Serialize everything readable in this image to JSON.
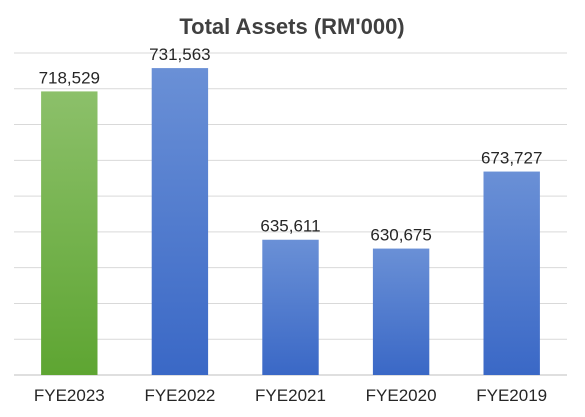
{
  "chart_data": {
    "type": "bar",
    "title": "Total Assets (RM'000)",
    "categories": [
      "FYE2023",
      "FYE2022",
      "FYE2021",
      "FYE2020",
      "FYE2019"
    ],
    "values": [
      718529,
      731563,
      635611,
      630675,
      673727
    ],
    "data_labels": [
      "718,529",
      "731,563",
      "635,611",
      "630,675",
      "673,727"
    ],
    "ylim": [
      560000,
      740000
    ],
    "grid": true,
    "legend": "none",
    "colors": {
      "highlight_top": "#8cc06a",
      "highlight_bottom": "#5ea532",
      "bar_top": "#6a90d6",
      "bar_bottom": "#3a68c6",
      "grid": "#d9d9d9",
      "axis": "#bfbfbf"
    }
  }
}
__________
Directive
Copy out the listing exactly as it stands, but not the pictures.

Solution to this task
Serialize everything readable in this image to JSON.
{
  "chart_data": {
    "type": "bar",
    "title": "Total Assets (RM'000)",
    "categories": [
      "FYE2023",
      "FYE2022",
      "FYE2021",
      "FYE2020",
      "FYE2019"
    ],
    "values": [
      718529,
      731563,
      635611,
      630675,
      673727
    ],
    "data_labels": [
      "718,529",
      "731,563",
      "635,611",
      "630,675",
      "673,727"
    ],
    "ylim": [
      560000,
      740000
    ],
    "grid": true,
    "legend": "none",
    "colors": {
      "highlight_top": "#8cc06a",
      "highlight_bottom": "#5ea532",
      "bar_top": "#6a90d6",
      "bar_bottom": "#3a68c6",
      "grid": "#d9d9d9",
      "axis": "#bfbfbf"
    }
  }
}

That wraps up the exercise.